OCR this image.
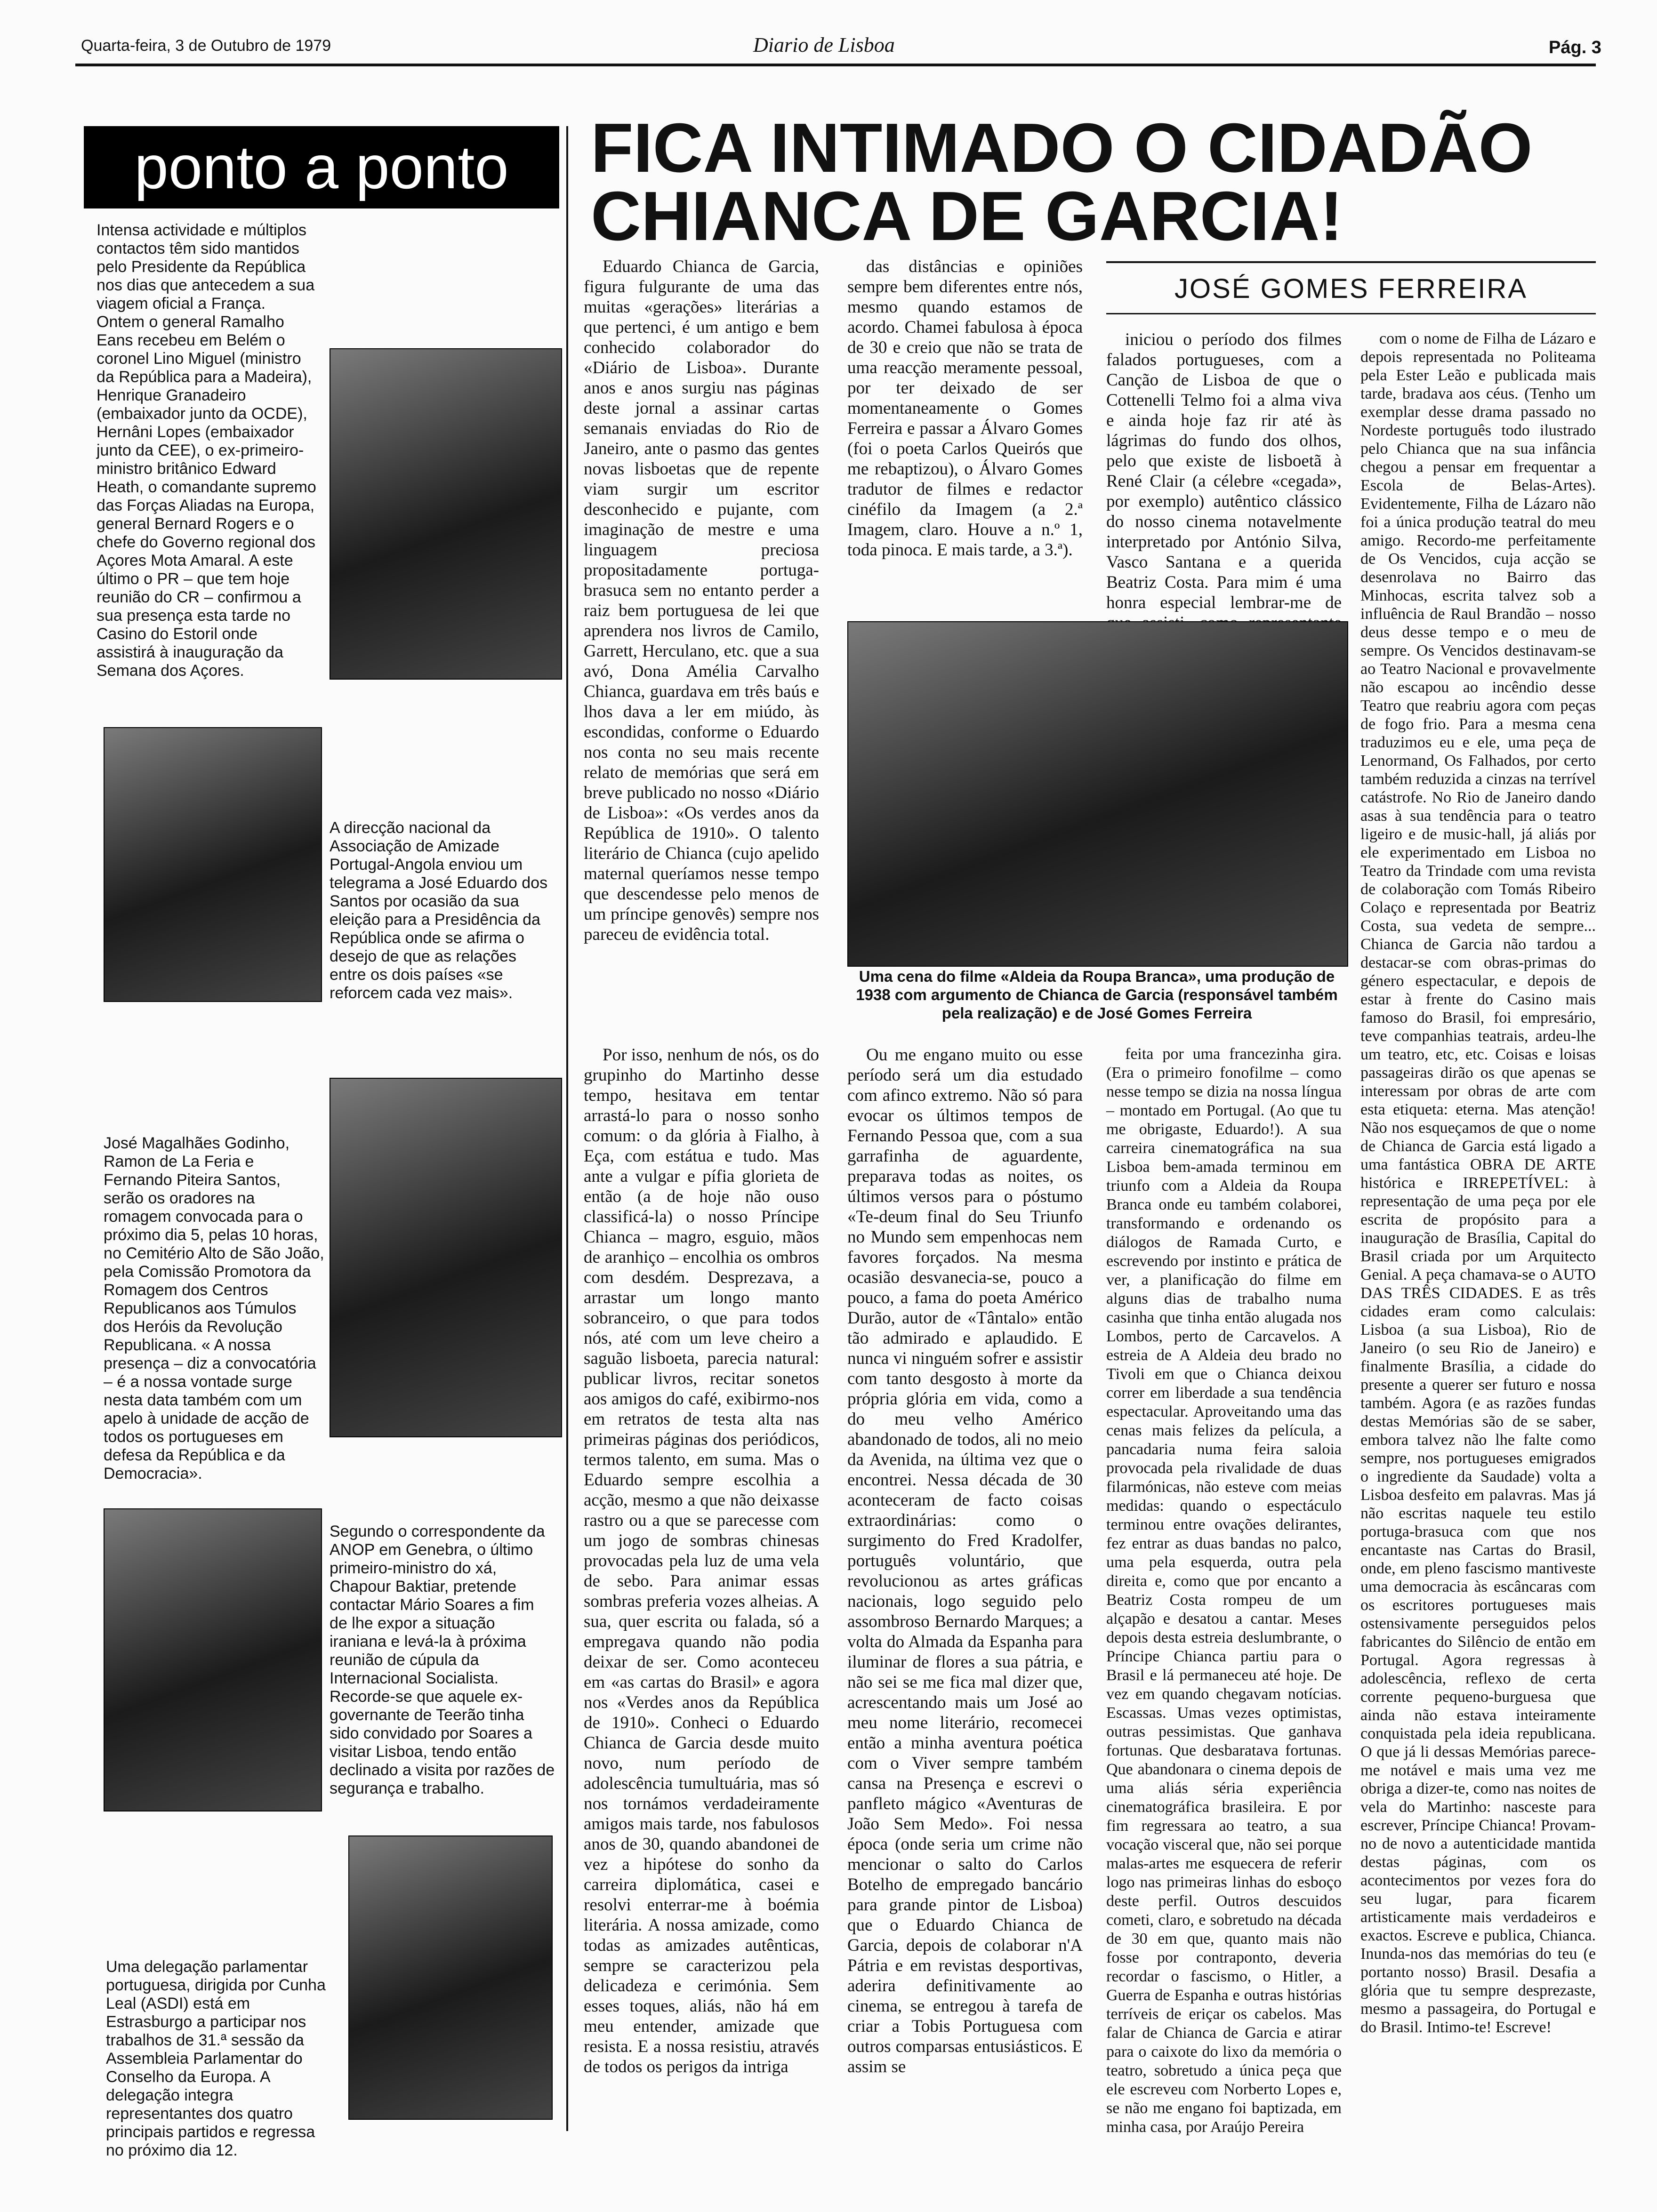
Quarta-feira, 3 de Outubro de 1979	Diario de Lisboa	Pág. 3
ponto a ponto
Intensa actividade e múltiplos contactos têm sido mantidos pelo Presidente da República nos dias que antecedem a sua viagem oficial a França. Ontem o general Ramalho Eans recebeu em Belém o coronel Lino Miguel (ministro da República para a Madeira), Henrique Granadeiro (embaixador junto da OCDE), Hernâni Lopes (embaixador junto da CEE), o ex-primeiro-ministro britânico Edward Heath, o comandante supremo das Forças Aliadas na Europa, general Bernard Rogers e o chefe do Governo regional dos Açores Mota Amaral. A este último o PR – que tem hoje reunião do CR – confirmou a sua presença esta tarde no Casino do Estoril onde assistirá à inauguração da Semana dos Açores.
A direcção nacional da Associação de Amizade Portugal-Angola enviou um telegrama a José Eduardo dos Santos por ocasião da sua eleição para a Presidência da República onde se afirma o desejo de que as relações entre os dois países «se reforcem cada vez mais».
José Magalhães Godinho, Ramon de La Feria e Fernando Piteira Santos, serão os oradores na romagem convocada para o próximo dia 5, pelas 10 horas, no Cemitério Alto de São João, pela Comissão Promotora da Romagem dos Centros Republicanos aos Túmulos dos Heróis da Revolução Republicana. « A nossa presença – diz a convocatória – é a nossa vontade surge nesta data também com um apelo à unidade de acção de todos os portugueses em defesa da República e da Democracia».
Segundo o correspondente da ANOP em Genebra, o último primeiro-ministro do xá, Chapour Baktiar, pretende contactar Mário Soares a fim de lhe expor a situação iraniana e levá-la à próxima reunião de cúpula da Internacional Socialista. Recorde-se que aquele ex-governante de Teerão tinha sido convidado por Soares a visitar Lisboa, tendo então declinado a visita por razões de segurança e trabalho.
Uma delegação parlamentar portuguesa, dirigida por Cunha Leal (ASDI) está em Estrasburgo a participar nos trabalhos de 31.ª sessão da Assembleia Parlamentar do Conselho da Europa. A delegação integra representantes dos quatro principais partidos e regressa no próximo dia 12.
FICA INTIMADO O CIDADÃO
CHIANCA DE GARCIA!
JOSÉ GOMES FERREIRA

Eduardo Chianca de Garcia, figura fulgurante de uma das muitas «gerações» literárias a que pertenci, é um antigo e bem conhecido colaborador do «Diário de Lisboa». Durante anos e anos surgiu nas páginas deste jornal a assinar cartas semanais enviadas do Rio de Janeiro, ante o pasmo das gentes novas lisboetas que de repente viam surgir um escritor desconhecido e pujante, com imaginação de mestre e uma linguagem preciosa propositadamente portuga-brasuca sem no entanto perder a raiz bem portuguesa de lei que aprendera nos livros de Camilo, Garrett, Herculano, etc. que a sua avó, Dona Amélia Carvalho Chianca, guardava em três baús e lhos dava a ler em miúdo, às escondidas, conforme o Eduardo nos conta no seu mais recente relato de memórias que será em breve publicado no nosso «Diário de Lisboa»: «Os verdes anos da República de 1910». O talento literário de Chianca (cujo apelido maternal queríamos nesse tempo que descendesse pelo menos de um príncipe genovês) sempre nos pareceu de evidência total.

das distâncias e opiniões sempre bem diferentes entre nós, mesmo quando estamos de acordo. Chamei fabulosa à época de 30 e creio que não se trata de uma reacção meramente pessoal, por ter deixado de ser momentaneamente o Gomes Ferreira e passar a Álvaro Gomes (foi o poeta Carlos Queirós que me rebaptizou), o Álvaro Gomes tradutor de filmes e redactor cinéfilo da Imagem (a 2.ª Imagem, claro. Houve a n.º 1, toda pinoca. E mais tarde, a 3.ª).

iniciou o período dos filmes falados portugueses, com a Canção de Lisboa de que o Cottenelli Telmo foi a alma viva e ainda hoje faz rir até às lágrimas do fundo dos olhos, pelo que existe de lisboetã à René Clair (a célebre «cegada», por exemplo) autêntico clássico do nosso cinema notavelmente interpretado por António Silva, Vasco Santana e a querida Beatriz Costa. Para mim é uma honra especial lembrar-me de

com o nome de Filha de Lázaro e depois representada no Politeama pela Ester Leão e publicada mais tarde, bradava aos céus. (Tenho um exemplar desse drama passado no Nordeste português todo ilustrado pelo Chianca que na sua infância chegou a pensar em frequentar a Escola de Belas-Artes). Evidentemente, Filha de Lázaro não foi a única produção teatral do meu amigo. Recordo-me perfeitamente de Os Vencidos, cuja acção se desenrolava no Bairro das Minhocas, escrita talvez sob a influência de Raul Brandão – nosso deus desse tempo e o meu de sempre. Os Vencidos destinavam-se ao Teatro Nacional e provavelmente não escapou ao incêndio desse Teatro que reabriu agora com peças de fogo frio. Para a mesma cena traduzimos eu e ele, uma peça de Lenormand, Os Falhados, por certo também reduzida a cinzas na terrível catástrofe. No Rio de Janeiro dando asas à sua tendência para o teatro ligeiro e de music-hall, já aliás por ele experimentado em Lisboa no Teatro da Trindade com uma revista de colaboração com Tomás Ribeiro Colaço e representada por Beatriz Costa, sua vedeta de sempre... Chianca de Garcia não tardou a destacar-se com obras-primas do género espectacular, e depois de estar à frente do Casino mais famoso do Brasil, foi empresário, teve companhias teatrais, ardeu-lhe um teatro, etc, etc. Coisas e loisas passageiras dirão os que apenas se interessam por obras de arte com esta etiqueta: eterna. Mas atenção! Não nos esqueçamos de que o nome de Chianca de Garcia está ligado a uma fantástica OBRA DE ARTE histórica e IRREPETÍVEL: à representação de uma peça por ele escrita de propósito para a inauguração de Brasília, Capital do Brasil criada por um Arquitecto Genial. A peça chamava-se o AUTO DAS TRÊS CIDADES. E as três cidades eram como calculais: Lisboa (a sua Lisboa), Rio de Janeiro (o seu Rio de Janeiro) e finalmente Brasília, a cidade do presente a querer ser futuro e nossa também. Agora (e as razões fundas destas Memórias são de se saber, embora talvez não lhe falte como sempre, nos portugueses emigrados o ingrediente da Saudade) volta a Lisboa desfeito em palavras. Mas já não escritas naquele teu estilo portuga-brasuca com que nos encantaste nas Cartas do Brasil, onde, em pleno fascismo mantiveste uma democracia às escâncaras com os escritores portugueses mais ostensivamente perseguidos pelos fabricantes do Silêncio de então em Portugal. Agora regressas à adolescência, reflexo de certa corrente pequeno-burguesa que ainda não estava inteiramente conquistada pela ideia republicana. O que já li dessas Memórias parece-me notável e mais uma vez me obriga a dizer-te, como nas noites de vela do Martinho: nasceste para escrever, Príncipe Chianca! Provam-no de novo a autenticidade mantida destas páginas, com os acontecimentos por vezes fora do seu lugar, para ficarem artisticamente mais verdadeiros e exactos. Escreve e publica, Chianca. Inunda-nos das memórias do teu (e portanto nosso) Brasil. Desafia a glória que tu sempre desprezaste, mesmo a passageira, do Portugal e do Brasil. Intimo-te! Escreve!

Uma cena do filme «Aldeia da Roupa Branca», uma produção de 1938 com argumento de Chianca de Garcia (responsável também pela realização) e de José Gomes Ferreira

Por isso, nenhum de nós, os do grupinho do Martinho desse tempo, hesitava em tentar arrastá-lo para o nosso sonho comum: o da glória à Fialho, à Eça, com estátua e tudo. Mas ante a vulgar e pífia glorieta de então (a de hoje não ouso classificá-la) o nosso Príncipe Chianca – magro, esguio, mãos de aranhiço – encolhia os ombros com desdém. Desprezava, a arrastar um longo manto sobranceiro, o que para todos nós, até com um leve cheiro a saguão lisboeta, parecia natural: publicar livros, recitar sonetos aos amigos do café, exibirmo-nos em retratos de testa alta nas primeiras páginas dos periódicos, termos talento, em suma. Mas o Eduardo sempre escolhia a acção, mesmo a que não deixasse rastro ou a que se parecesse com um jogo de sombras chinesas provocadas pela luz de uma vela de sebo. Para animar essas sombras preferia vozes alheias. A sua, quer escrita ou falada, só a empregava quando não podia deixar de ser. Como aconteceu em «as cartas do Brasil» e agora nos «Verdes anos da República de 1910». Conheci o Eduardo Chianca de Garcia desde muito novo, num período de adolescência tumultuária, mas só nos tornámos verdadeiramente amigos mais tarde, nos fabulosos anos de 30, quando abandonei de vez a hipótese do sonho da carreira diplomática, casei e resolvi enterrar-me à boémia literária. A nossa amizade, como todas as amizades autênticas, sempre se caracterizou pela delicadeza e cerimónia. Sem esses toques, aliás, não há em meu entender, amizade que resista. E a nossa resistiu, através de todos os perigos da intriga

Ou me engano muito ou esse período será um dia estudado com afinco extremo. Não só para evocar os últimos tempos de Fernando Pessoa que, com a sua garrafinha de aguardente, preparava todas as noites, os últimos versos para o póstumo «Te-deum final do Seu Triunfo no Mundo sem empenhocas nem favores forçados. Na mesma ocasião desvanecia-se, pouco a pouco, a fama do poeta Américo Durão, autor de «Tântalo» então tão admirado e aplaudido. E nunca vi ninguém sofrer e assistir com tanto desgosto à morte da própria glória em vida, como a do meu velho Américo abandonado de todos, ali no meio da Avenida, na última vez que o encontrei. Nessa década de 30 aconteceram de facto coisas extraordinárias: como o surgimento do Fred Kradolfer, português voluntário, que revolucionou as artes gráficas nacionais, logo seguido pelo assombroso Bernardo Marques; a volta do Almada da Espanha para iluminar de flores a sua pátria, e não sei se me fica mal dizer que, acrescentando mais um José ao meu nome literário, recomecei então a minha aventura poética com o Viver sempre também cansa na Presença e escrevi o panfleto mágico «Aventuras de João Sem Medo». Foi nessa época (onde seria um crime não mencionar o salto do Carlos Botelho de empregado bancário para grande pintor de Lisboa) que o Eduardo Chianca de Garcia, depois de colaborar n'A Pátria e em revistas desportivas, aderira definitivamente ao cinema, se entregou à tarefa de criar a Tobis Portuguesa com outros comparsas entusiásticos. E assim se

feita por uma francezinha gira. (Era o primeiro fonofilme – como nesse tempo se dizia na nossa língua – montado em Portugal. (Ao que tu me obrigaste, Eduardo!). A sua carreira cinematográfica na sua Lisboa bem-amada terminou em triunfo com a Aldeia da Roupa Branca onde eu também colaborei, transformando e ordenando os diálogos de Ramada Curto, e escrevendo por instinto e prática de ver, a planificação do filme em alguns dias de trabalho numa casinha que tinha então alugada nos Lombos, perto de Carcavelos. A estreia de A Aldeia deu brado no Tivoli em que o Chianca deixou correr em liberdade a sua tendência espectacular. Aproveitando uma das cenas mais felizes da película, a pancadaria numa feira saloia provocada pela rivalidade de duas filarmónicas, não esteve com meias medidas: quando o espectáculo terminou entre ovações delirantes, fez entrar as duas bandas no palco, uma pela esquerda, outra pela direita e, como que por encanto a Beatriz Costa rompeu de um alçapão e desatou a cantar. Meses depois desta estreia deslumbrante, o Príncipe Chianca partiu para o Brasil e lá permaneceu até hoje. De vez em quando chegavam notícias. Escassas. Umas vezes optimistas, outras pessimistas. Que ganhava fortunas. Que desbaratava fortunas. Que abandonara o cinema depois de uma aliás séria experiência cinematográfica brasileira. E por fim regressara ao teatro, a sua vocação visceral que, não sei porque malas-artes me esquecera de referir logo nas primeiras linhas do esboço deste perfil. Outros descuidos cometi, claro, e sobretudo na década de 30 em que, quanto mais não fosse por contraponto, deveria recordar o fascismo, o Hitler, a Guerra de Espanha e outras histórias terríveis de eriçar os cabelos. Mas falar de Chianca de Garcia e atirar para o caixote do lixo da memória o teatro, sobretudo a única peça que ele escreveu com Norberto Lopes e, se não me engano foi baptizada, em minha casa, por Araújo Pereira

◇ ◇ ◇ ◇ ◇ ◇ ◇

**WHAT THE EXERCISE ASKS**
Among these entries, how many lines include the string "próximo"? Reply with the number by itself.

**ANSWER BELOW**
2